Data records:

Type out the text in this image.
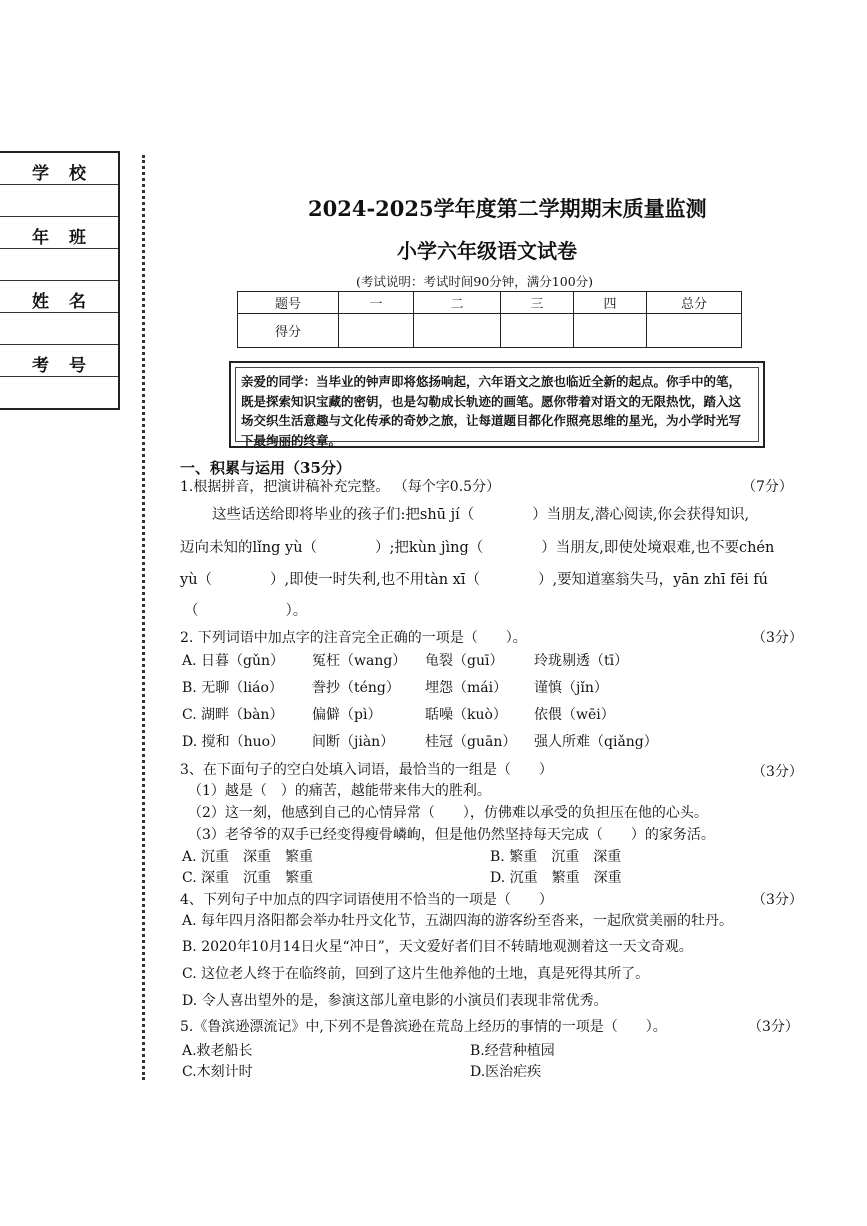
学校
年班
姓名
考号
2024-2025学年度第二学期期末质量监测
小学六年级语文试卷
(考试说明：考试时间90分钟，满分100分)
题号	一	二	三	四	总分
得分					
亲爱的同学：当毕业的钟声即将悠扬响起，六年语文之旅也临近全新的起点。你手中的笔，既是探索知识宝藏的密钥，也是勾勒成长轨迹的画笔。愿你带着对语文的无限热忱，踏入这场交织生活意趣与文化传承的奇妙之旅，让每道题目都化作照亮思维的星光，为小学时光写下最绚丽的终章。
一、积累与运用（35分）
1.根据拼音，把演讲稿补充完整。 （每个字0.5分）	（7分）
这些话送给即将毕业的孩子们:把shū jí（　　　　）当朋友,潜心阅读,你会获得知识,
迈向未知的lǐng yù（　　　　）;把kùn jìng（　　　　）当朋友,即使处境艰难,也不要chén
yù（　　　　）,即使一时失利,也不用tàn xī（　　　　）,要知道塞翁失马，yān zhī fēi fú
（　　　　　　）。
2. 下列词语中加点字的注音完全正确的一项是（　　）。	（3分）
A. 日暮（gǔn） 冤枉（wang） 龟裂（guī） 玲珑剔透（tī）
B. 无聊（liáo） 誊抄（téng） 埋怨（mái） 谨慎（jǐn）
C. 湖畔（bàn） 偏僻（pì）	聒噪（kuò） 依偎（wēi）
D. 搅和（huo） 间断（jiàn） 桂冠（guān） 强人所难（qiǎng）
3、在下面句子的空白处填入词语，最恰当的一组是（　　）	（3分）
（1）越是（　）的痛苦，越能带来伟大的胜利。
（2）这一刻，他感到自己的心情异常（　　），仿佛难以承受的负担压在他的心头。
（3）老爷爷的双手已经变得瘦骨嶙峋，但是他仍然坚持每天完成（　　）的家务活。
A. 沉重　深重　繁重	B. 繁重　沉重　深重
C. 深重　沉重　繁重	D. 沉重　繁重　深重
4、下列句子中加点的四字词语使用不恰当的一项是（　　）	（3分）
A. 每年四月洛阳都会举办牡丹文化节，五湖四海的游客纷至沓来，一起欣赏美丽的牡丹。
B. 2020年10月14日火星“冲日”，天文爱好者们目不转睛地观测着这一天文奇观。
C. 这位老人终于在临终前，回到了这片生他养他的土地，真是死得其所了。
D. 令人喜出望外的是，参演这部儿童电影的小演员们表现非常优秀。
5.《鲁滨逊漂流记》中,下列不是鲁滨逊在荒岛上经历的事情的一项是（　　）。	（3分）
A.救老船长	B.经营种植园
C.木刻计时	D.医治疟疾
--
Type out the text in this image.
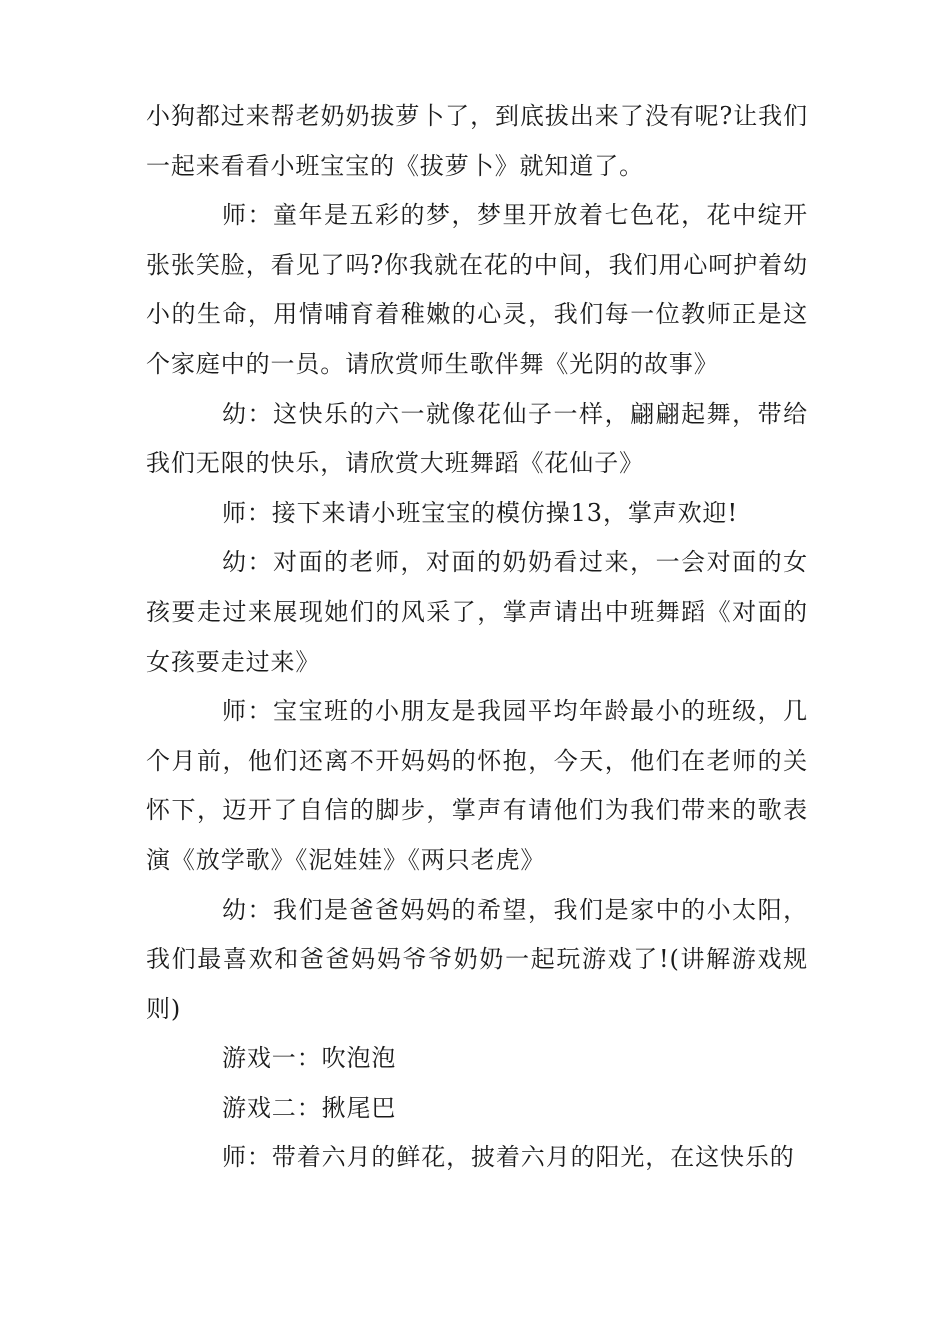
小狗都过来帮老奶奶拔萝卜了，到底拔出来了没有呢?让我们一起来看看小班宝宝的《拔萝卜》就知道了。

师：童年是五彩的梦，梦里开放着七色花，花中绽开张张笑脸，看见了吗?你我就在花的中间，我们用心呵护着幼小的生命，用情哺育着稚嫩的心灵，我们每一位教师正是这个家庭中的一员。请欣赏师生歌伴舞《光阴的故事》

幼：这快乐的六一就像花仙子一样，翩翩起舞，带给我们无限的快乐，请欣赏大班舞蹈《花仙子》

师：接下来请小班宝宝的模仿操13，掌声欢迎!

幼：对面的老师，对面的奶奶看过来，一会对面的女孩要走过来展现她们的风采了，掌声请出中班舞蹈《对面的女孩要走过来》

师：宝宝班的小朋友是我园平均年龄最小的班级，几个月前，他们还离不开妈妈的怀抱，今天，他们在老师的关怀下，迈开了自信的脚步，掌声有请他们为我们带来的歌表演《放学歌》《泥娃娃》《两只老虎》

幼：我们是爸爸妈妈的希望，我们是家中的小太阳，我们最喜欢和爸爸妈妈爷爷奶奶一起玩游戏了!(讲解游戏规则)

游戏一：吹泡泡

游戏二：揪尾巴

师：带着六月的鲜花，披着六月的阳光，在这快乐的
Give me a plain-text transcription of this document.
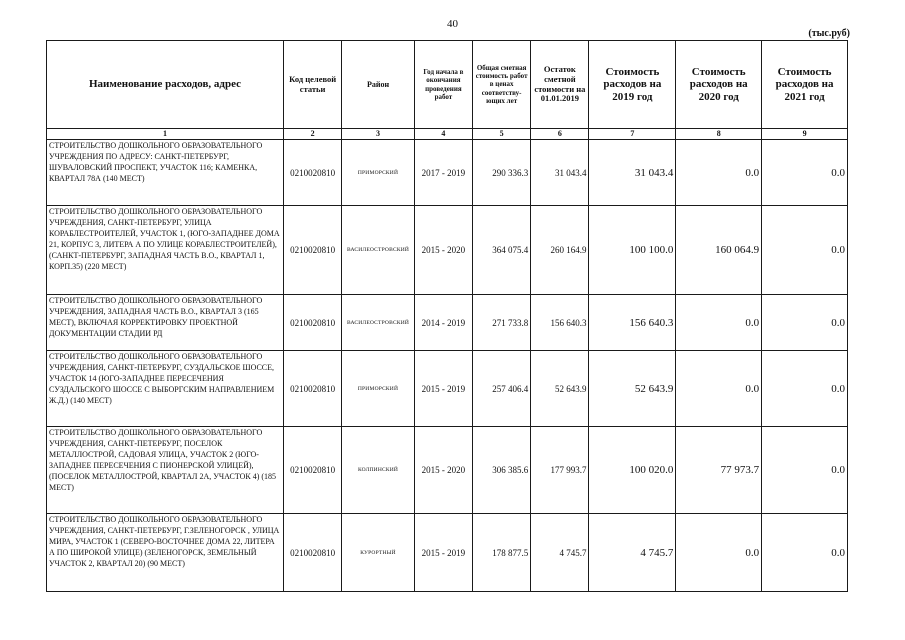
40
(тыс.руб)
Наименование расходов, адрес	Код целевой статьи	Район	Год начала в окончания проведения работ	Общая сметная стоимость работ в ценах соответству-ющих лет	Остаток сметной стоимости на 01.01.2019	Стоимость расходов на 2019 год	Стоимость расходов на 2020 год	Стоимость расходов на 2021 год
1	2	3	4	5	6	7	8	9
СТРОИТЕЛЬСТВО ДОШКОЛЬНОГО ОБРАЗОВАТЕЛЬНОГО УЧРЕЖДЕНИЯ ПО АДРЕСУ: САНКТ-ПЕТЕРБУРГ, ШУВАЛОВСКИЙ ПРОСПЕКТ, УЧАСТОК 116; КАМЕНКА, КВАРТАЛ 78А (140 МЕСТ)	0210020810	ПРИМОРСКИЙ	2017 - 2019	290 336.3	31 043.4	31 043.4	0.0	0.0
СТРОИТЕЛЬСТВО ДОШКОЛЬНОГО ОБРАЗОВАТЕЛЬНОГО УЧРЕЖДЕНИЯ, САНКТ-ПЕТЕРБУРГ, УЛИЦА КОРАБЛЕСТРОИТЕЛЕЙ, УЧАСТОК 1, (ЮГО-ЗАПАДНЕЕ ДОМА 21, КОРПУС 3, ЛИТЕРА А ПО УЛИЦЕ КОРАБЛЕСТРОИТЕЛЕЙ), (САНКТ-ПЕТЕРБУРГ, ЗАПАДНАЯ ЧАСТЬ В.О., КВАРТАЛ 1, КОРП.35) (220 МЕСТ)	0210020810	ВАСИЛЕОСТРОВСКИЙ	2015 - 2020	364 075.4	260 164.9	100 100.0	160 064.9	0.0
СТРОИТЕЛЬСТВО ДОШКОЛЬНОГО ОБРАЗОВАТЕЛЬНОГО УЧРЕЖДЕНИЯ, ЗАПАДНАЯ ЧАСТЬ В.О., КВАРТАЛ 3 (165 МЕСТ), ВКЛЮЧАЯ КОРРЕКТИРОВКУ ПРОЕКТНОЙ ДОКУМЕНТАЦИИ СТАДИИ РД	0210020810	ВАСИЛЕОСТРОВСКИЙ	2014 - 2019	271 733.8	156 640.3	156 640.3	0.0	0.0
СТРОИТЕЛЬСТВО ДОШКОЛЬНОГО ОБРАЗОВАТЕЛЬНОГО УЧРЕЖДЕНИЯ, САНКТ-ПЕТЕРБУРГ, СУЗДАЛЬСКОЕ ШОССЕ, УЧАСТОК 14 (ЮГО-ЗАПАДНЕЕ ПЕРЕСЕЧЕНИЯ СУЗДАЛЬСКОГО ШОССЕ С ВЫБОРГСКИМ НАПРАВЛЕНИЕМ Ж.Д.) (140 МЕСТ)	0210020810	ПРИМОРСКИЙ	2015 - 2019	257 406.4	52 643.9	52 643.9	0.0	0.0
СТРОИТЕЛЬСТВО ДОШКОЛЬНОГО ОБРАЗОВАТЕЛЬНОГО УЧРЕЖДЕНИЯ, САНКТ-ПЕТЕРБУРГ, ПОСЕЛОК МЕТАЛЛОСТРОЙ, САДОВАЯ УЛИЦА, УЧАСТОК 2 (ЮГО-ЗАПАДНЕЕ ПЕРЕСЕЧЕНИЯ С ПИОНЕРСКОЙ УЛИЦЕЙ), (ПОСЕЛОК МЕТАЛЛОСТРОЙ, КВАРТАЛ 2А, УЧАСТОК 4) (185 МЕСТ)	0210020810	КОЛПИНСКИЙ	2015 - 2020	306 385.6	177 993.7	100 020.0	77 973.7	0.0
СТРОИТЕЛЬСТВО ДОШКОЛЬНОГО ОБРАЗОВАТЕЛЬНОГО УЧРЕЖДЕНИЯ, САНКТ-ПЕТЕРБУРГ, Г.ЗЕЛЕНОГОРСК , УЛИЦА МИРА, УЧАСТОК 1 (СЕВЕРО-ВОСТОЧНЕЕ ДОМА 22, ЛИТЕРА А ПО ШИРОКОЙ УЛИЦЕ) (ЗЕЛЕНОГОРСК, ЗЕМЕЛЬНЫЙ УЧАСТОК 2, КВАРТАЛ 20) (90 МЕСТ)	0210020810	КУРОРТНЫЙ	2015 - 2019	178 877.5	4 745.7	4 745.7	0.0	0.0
* * *
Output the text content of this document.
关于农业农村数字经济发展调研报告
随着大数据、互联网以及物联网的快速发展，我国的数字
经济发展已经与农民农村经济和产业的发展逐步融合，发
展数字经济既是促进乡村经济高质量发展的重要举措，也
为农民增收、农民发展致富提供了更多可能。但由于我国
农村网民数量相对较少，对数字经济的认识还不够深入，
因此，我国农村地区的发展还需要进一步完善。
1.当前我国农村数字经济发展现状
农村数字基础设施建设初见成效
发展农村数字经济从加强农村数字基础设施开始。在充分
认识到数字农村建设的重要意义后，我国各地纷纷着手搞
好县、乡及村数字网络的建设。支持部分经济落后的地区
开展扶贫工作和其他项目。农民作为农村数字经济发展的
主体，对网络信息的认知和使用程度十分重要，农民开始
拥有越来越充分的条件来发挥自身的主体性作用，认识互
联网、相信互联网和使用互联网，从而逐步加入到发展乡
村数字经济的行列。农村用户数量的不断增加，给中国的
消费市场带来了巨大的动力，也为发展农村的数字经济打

◆ **WHAT THE TASK ASKS**
Copy all lines from the listing that contain "ВАСИЛЕОСТРОВСКИЙ".

◆ **SOLUTION TO THE EXERCISE**
СТРОИТЕЛЬСТВО ДОШКОЛЬНОГО ОБРАЗОВАТЕЛЬНОГО УЧРЕЖДЕНИЯ, САНКТ-ПЕТЕРБУРГ, УЛИЦА КОРАБЛЕСТРОИТЕЛЕЙ, УЧАСТОК 1, (ЮГО-ЗАПАДНЕЕ ДОМА 21, КОРПУС 3, ЛИТЕРА А ПО УЛИЦЕ КОРАБЛЕСТРОИТЕЛЕЙ), (САНКТ-ПЕТЕРБУРГ, ЗАПАДНАЯ ЧАСТЬ В.О., КВАРТАЛ 1, КОРП.35) (220 МЕСТ)	0210020810	ВАСИЛЕОСТРОВСКИЙ	2015 - 2020	364 075.4	260 164.9	100 100.0	160 064.9	0.0
СТРОИТЕЛЬСТВО ДОШКОЛЬНОГО ОБРАЗОВАТЕЛЬНОГО УЧРЕЖДЕНИЯ, ЗАПАДНАЯ ЧАСТЬ В.О., КВАРТАЛ 3 (165 МЕСТ), ВКЛЮЧАЯ КОРРЕКТИРОВКУ ПРОЕКТНОЙ ДОКУМЕНТАЦИИ СТАДИИ РД	0210020810	ВАСИЛЕОСТРОВСКИЙ	2014 - 2019	271 733.8	156 640.3	156 640.3	0.0	0.0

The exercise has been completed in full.